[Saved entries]

= = = = = = =

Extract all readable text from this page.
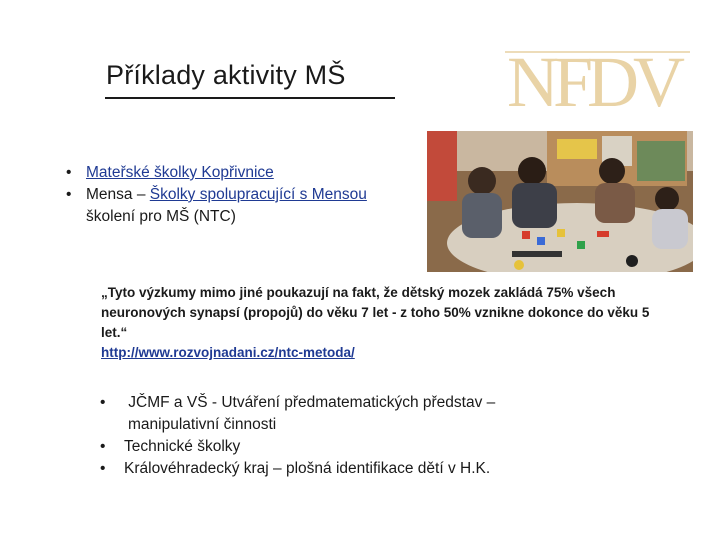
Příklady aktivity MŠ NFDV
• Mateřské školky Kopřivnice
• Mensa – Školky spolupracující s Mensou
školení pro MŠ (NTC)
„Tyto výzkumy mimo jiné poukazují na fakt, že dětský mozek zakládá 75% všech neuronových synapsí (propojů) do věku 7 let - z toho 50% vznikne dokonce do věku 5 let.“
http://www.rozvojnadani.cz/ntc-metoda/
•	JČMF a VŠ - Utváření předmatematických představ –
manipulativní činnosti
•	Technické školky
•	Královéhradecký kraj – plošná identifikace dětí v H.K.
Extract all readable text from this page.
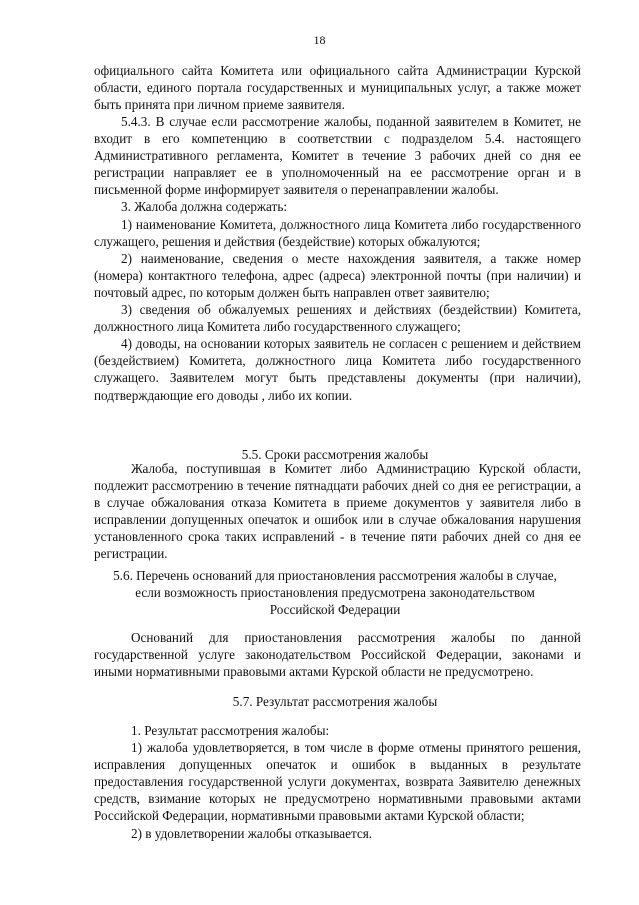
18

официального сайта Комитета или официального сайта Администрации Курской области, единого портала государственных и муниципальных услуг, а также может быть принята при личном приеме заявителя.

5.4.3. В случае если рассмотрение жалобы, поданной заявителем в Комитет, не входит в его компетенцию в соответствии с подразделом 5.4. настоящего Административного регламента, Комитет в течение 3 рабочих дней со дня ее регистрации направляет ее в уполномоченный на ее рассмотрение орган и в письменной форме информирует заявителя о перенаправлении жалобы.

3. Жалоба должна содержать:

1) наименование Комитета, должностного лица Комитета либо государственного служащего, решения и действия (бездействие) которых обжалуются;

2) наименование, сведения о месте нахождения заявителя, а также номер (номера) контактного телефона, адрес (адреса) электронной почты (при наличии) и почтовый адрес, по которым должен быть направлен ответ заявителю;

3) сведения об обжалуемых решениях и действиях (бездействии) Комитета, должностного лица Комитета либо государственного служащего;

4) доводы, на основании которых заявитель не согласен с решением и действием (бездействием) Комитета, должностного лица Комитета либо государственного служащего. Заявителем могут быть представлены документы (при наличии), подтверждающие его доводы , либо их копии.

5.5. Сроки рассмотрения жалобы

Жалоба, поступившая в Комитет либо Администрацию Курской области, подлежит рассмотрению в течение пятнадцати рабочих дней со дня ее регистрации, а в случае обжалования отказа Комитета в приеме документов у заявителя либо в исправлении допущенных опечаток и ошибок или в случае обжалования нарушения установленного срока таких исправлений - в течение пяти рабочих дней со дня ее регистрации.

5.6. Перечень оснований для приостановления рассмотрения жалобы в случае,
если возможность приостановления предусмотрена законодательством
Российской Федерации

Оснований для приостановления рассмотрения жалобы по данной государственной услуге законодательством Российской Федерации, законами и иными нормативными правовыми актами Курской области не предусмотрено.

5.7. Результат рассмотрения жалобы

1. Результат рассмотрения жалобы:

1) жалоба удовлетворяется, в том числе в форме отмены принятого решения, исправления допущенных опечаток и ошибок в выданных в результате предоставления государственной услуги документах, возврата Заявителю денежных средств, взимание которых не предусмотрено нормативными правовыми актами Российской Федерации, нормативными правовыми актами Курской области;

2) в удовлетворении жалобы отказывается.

= = = = = = =

#### Given task
Reproduce the material above verbatim; omit every picture.

#### Reply to the task
Extract all readable text from this page.
Příklady aktivity MŠ NFDV
• Mateřské školky Kopřivnice
• Mensa – Školky spolupracující s Mensou
školení pro MŠ (NTC)
„Tyto výzkumy mimo jiné poukazují na fakt, že dětský mozek zakládá 75% všech neuronových synapsí (propojů) do věku 7 let - z toho 50% vznikne dokonce do věku 5 let.“
http://www.rozvojnadani.cz/ntc-metoda/
•	JČMF a VŠ - Utváření předmatematických představ –
manipulativní činnosti
•	Technické školky
•	Královéhradecký kraj – plošná identifikace dětí v H.K.
Extract all readable text from this page.
18

официального сайта Комитета или официального сайта Администрации Курской области, единого портала государственных и муниципальных услуг, а также может быть принята при личном приеме заявителя.

5.4.3. В случае если рассмотрение жалобы, поданной заявителем в Комитет, не входит в его компетенцию в соответствии с подразделом 5.4. настоящего Административного регламента, Комитет в течение 3 рабочих дней со дня ее регистрации направляет ее в уполномоченный на ее рассмотрение орган и в письменной форме информирует заявителя о перенаправлении жалобы.

3. Жалоба должна содержать:

1) наименование Комитета, должностного лица Комитета либо государственного служащего, решения и действия (бездействие) которых обжалуются;

2) наименование, сведения о месте нахождения заявителя, а также номер (номера) контактного телефона, адрес (адреса) электронной почты (при наличии) и почтовый адрес, по которым должен быть направлен ответ заявителю;

3) сведения об обжалуемых решениях и действиях (бездействии) Комитета, должностного лица Комитета либо государственного служащего;

4) доводы, на основании которых заявитель не согласен с решением и действием (бездействием) Комитета, должностного лица Комитета либо государственного служащего. Заявителем могут быть представлены документы (при наличии), подтверждающие его доводы , либо их копии.

5.5. Сроки рассмотрения жалобы

Жалоба, поступившая в Комитет либо Администрацию Курской области, подлежит рассмотрению в течение пятнадцати рабочих дней со дня ее регистрации, а в случае обжалования отказа Комитета в приеме документов у заявителя либо в исправлении допущенных опечаток и ошибок или в случае обжалования нарушения установленного срока таких исправлений - в течение пяти рабочих дней со дня ее регистрации.

5.6. Перечень оснований для приостановления рассмотрения жалобы в случае,
если возможность приостановления предусмотрена законодательством
Российской Федерации

Оснований для приостановления рассмотрения жалобы по данной государственной услуге законодательством Российской Федерации, законами и иными нормативными правовыми актами Курской области не предусмотрено.

5.7. Результат рассмотрения жалобы

1. Результат рассмотрения жалобы:

1) жалоба удовлетворяется, в том числе в форме отмены принятого решения, исправления допущенных опечаток и ошибок в выданных в результате предоставления государственной услуги документах, возврата Заявителю денежных средств, взимание которых не предусмотрено нормативными правовыми актами Российской Федерации, нормативными правовыми актами Курской области;

2) в удовлетворении жалобы отказывается.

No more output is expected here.